## DATASET CONTENT
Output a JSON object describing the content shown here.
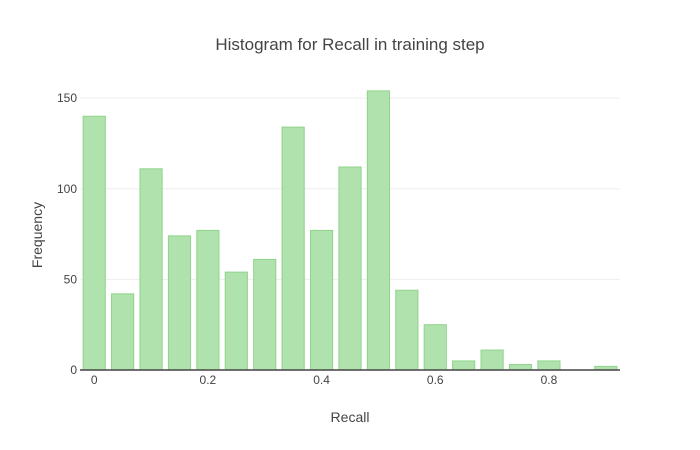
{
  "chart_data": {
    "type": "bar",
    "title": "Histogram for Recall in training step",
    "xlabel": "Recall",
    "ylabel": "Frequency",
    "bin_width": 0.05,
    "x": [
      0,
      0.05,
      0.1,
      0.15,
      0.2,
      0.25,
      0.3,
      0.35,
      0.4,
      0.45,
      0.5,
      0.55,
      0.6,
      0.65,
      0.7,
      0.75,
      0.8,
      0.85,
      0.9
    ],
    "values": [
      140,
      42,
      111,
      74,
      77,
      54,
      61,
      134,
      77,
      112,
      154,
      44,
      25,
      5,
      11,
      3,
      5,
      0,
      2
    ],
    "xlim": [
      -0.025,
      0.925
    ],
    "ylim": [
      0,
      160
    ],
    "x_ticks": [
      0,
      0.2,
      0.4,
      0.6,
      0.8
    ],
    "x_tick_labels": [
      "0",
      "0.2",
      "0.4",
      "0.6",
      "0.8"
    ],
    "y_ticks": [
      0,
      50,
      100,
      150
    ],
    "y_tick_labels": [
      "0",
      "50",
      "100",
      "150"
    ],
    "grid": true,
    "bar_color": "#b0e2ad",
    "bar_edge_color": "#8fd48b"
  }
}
...
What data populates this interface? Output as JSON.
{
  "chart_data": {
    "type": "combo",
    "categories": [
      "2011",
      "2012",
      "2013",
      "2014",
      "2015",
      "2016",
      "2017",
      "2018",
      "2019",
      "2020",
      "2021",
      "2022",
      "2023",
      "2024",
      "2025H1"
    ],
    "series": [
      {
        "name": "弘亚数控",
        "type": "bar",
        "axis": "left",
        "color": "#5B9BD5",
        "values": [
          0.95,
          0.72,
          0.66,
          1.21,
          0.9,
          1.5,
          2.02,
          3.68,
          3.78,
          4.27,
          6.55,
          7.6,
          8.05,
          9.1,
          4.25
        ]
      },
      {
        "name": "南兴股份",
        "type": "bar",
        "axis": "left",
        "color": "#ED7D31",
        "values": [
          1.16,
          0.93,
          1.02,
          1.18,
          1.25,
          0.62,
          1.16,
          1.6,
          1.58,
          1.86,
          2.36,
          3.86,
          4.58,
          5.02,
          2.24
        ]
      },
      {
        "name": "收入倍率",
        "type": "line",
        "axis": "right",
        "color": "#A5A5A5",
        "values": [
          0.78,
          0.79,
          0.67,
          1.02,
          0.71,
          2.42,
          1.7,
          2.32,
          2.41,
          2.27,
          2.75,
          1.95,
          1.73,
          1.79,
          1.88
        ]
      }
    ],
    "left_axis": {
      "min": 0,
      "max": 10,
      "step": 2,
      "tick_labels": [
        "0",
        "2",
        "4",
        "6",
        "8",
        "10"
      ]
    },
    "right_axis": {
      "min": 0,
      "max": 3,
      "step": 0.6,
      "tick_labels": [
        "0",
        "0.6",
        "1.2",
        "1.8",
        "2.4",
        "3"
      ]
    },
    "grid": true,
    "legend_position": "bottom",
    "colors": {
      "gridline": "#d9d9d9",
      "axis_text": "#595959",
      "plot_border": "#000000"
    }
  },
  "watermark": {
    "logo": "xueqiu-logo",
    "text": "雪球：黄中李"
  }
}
* * *
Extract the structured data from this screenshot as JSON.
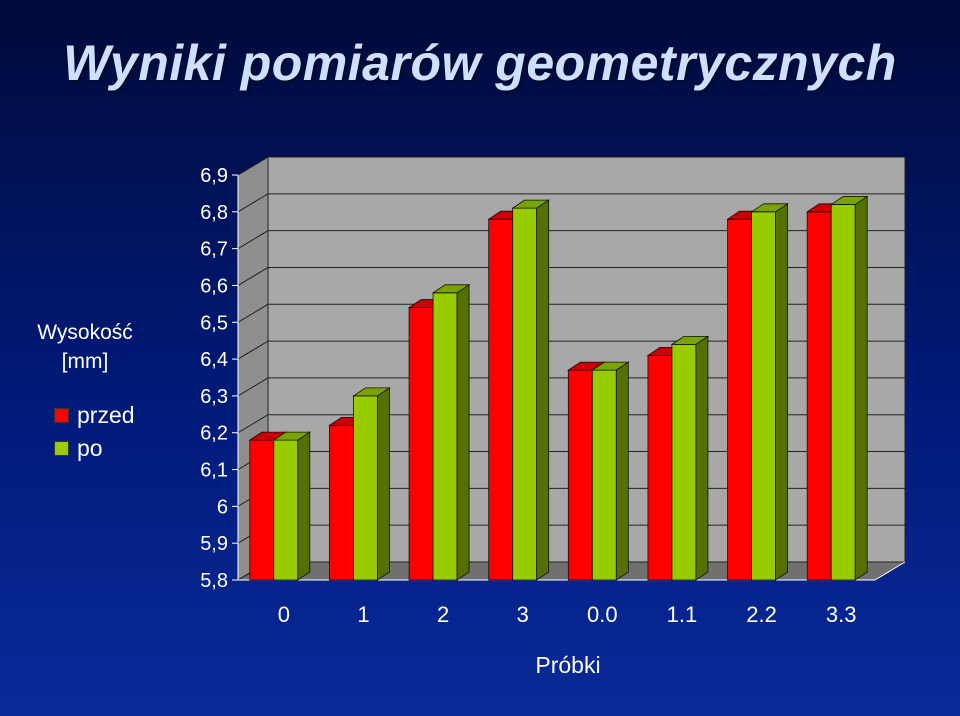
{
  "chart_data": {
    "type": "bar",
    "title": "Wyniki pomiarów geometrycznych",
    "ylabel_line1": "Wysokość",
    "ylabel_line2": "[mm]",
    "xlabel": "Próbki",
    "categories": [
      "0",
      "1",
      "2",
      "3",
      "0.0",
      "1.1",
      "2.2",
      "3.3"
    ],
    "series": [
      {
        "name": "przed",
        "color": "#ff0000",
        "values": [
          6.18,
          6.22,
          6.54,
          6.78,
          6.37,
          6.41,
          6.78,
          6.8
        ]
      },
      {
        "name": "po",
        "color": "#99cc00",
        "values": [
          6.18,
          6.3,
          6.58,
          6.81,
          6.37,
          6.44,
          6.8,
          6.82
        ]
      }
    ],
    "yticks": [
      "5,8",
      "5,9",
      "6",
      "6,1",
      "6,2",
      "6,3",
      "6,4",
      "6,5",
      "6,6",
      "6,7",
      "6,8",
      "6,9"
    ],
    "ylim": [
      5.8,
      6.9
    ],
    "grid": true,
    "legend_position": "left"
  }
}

## WRITTEN PROBLEM
Go through the entries above and count the lines containing the word "Recall"; give only that count.

## RESULT
2